Show every line that has the string "ekonomskih" in it.

>> START SOURCE RECORDS

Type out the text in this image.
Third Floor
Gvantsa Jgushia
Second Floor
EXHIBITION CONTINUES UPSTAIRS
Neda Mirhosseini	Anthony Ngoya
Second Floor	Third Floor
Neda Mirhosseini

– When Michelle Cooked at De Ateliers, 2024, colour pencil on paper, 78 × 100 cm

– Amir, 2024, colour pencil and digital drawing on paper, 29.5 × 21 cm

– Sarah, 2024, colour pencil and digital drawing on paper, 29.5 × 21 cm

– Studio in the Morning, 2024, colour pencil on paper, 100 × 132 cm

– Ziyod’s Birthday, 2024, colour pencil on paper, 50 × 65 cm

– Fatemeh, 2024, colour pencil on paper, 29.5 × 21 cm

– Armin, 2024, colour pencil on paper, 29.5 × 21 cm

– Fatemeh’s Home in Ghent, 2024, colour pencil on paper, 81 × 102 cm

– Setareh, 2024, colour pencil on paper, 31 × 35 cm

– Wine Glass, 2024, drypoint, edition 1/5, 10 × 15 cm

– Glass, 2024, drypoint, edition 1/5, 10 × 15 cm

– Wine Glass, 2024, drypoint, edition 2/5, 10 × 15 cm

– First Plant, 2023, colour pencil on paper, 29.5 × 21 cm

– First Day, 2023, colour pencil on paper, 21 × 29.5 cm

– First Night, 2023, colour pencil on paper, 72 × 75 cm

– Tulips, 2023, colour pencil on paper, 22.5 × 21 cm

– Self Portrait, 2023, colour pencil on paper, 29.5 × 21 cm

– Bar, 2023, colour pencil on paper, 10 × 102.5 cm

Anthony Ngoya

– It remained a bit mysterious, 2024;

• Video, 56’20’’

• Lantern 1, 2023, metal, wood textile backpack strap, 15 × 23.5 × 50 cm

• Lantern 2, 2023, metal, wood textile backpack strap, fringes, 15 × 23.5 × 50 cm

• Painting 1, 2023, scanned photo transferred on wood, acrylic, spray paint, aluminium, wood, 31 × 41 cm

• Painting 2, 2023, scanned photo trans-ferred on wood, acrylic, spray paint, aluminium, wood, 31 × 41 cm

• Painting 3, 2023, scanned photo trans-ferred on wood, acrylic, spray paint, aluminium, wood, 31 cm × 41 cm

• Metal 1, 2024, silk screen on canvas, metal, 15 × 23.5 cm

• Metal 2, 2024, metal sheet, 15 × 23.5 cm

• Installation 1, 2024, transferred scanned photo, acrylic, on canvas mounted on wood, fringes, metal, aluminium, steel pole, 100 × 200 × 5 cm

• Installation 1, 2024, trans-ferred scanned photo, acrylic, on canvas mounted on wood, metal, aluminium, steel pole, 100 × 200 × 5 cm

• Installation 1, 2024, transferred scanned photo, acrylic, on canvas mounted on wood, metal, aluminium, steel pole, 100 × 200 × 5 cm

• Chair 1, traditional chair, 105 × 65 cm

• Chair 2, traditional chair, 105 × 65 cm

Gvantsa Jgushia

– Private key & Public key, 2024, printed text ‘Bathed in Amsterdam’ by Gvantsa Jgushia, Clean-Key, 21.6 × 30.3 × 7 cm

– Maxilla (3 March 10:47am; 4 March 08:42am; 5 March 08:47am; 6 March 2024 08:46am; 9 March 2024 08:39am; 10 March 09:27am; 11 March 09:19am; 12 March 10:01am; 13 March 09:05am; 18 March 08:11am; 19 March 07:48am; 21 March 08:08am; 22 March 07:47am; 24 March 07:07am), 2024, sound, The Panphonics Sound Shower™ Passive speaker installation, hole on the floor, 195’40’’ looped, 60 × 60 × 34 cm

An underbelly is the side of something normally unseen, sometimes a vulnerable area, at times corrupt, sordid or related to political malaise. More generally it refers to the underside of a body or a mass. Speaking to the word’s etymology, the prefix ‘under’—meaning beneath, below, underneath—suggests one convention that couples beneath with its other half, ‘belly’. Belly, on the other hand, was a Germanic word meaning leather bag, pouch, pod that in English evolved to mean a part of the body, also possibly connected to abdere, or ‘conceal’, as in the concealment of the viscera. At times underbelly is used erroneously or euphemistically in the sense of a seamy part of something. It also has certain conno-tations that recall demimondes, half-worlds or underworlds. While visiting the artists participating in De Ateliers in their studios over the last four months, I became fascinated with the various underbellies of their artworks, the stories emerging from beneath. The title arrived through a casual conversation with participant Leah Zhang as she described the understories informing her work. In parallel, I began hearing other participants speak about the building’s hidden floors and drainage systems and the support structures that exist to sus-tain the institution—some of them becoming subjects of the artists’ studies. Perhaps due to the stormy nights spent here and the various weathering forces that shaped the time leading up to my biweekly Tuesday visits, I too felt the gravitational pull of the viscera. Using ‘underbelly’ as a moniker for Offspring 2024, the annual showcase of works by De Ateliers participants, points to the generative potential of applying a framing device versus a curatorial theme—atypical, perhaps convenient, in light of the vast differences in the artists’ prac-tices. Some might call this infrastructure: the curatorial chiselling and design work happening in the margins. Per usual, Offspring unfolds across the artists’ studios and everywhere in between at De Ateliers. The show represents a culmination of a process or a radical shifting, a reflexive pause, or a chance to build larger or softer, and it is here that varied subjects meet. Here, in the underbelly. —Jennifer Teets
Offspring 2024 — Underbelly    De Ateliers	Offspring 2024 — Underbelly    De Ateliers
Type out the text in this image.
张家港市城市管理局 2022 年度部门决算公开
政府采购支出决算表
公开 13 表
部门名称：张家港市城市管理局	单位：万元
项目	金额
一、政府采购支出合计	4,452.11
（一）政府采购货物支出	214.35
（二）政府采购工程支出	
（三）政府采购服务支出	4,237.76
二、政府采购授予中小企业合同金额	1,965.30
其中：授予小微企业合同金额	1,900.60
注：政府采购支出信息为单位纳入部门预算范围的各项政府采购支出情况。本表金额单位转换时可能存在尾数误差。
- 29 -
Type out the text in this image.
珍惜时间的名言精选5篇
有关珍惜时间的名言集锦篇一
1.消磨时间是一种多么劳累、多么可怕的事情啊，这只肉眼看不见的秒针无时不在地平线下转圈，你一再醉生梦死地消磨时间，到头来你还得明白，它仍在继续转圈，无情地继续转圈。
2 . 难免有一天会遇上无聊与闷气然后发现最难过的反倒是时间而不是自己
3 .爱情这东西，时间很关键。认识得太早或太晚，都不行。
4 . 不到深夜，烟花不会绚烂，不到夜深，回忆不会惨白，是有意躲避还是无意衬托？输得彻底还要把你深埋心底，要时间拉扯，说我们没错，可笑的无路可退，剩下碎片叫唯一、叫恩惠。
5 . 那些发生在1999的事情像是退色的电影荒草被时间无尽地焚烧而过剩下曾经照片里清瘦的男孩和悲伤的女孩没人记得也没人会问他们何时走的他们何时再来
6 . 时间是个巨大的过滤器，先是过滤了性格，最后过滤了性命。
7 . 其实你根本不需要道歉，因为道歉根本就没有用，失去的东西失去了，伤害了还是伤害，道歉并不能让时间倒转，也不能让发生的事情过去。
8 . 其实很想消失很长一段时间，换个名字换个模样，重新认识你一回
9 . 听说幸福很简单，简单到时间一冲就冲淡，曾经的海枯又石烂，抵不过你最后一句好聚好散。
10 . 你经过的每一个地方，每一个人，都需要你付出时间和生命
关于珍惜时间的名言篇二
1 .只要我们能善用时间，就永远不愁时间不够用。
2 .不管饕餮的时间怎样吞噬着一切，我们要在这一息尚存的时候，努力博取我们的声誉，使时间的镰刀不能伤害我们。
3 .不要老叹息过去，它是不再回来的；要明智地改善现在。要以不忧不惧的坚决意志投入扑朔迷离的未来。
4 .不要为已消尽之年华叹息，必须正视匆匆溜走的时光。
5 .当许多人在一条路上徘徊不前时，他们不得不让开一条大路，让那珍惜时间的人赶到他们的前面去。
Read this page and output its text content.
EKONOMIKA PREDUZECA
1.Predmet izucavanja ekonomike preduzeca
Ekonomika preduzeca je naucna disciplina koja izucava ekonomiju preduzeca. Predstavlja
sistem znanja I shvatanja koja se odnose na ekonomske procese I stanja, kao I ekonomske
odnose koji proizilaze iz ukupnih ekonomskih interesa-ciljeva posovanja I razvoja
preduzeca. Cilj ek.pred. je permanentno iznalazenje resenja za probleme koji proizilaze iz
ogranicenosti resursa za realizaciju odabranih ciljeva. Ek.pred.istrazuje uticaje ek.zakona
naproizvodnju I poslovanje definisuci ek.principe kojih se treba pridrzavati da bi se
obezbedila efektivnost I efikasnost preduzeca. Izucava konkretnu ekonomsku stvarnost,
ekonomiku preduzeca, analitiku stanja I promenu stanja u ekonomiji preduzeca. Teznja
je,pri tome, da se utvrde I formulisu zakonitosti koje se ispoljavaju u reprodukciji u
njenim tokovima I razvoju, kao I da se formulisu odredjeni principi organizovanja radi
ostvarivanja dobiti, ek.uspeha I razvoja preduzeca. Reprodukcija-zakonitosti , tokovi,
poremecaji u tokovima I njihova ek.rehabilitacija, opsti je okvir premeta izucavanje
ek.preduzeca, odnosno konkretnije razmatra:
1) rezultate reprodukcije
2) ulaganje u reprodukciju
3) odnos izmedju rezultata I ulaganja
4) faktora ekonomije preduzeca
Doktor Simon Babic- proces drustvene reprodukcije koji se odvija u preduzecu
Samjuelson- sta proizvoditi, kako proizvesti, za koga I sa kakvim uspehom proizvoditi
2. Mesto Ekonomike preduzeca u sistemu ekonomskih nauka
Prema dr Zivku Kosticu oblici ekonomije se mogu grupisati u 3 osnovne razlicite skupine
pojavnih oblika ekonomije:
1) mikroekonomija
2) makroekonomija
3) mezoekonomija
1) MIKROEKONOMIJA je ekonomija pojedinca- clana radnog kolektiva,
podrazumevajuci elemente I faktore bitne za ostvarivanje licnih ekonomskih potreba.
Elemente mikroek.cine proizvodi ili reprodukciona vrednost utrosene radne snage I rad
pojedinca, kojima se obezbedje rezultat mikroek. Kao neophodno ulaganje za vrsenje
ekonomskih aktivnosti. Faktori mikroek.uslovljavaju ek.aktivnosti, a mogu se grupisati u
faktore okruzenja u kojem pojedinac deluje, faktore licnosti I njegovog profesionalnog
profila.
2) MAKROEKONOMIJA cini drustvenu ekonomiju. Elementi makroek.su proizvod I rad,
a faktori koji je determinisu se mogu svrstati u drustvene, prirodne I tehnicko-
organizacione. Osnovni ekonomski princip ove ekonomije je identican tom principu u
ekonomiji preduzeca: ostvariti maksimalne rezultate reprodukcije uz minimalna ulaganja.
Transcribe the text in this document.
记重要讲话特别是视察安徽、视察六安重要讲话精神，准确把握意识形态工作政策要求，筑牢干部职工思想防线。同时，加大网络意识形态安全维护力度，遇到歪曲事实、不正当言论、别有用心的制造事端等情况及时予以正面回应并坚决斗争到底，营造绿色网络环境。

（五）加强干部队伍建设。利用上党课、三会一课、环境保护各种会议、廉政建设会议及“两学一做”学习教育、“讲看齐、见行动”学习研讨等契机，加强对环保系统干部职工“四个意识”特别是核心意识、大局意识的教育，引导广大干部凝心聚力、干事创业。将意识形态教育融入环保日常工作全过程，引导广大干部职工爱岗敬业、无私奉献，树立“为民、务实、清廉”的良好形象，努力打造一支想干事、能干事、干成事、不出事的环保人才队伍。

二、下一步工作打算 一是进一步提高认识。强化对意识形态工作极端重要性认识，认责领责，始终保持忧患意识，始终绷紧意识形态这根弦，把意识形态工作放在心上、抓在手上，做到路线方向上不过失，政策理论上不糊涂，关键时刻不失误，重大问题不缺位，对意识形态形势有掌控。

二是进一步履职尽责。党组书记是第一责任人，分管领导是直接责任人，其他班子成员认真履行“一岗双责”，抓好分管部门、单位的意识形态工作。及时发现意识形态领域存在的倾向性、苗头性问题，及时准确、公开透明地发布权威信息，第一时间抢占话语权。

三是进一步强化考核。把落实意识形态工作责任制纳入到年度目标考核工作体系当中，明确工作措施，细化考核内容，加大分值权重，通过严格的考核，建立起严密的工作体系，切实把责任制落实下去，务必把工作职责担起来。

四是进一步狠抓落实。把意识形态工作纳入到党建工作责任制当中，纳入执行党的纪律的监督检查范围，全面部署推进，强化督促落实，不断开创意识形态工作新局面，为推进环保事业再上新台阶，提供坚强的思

>> END SOURCE RECORDS

ANSWER TO THIS EXERCISE:
odnose koji proizilaze iz ukupnih ekonomskih interesa-ciljeva posovanja I razvoja
2. Mesto Ekonomike preduzeca u sistemu ekonomskih nauka
podrazumevajuci elemente I faktore bitne za ostvarivanje licnih ekonomskih potreba.
ekonomskih aktivnosti. Faktori mikroek.uslovljavaju ek.aktivnosti, a mogu se grupisati u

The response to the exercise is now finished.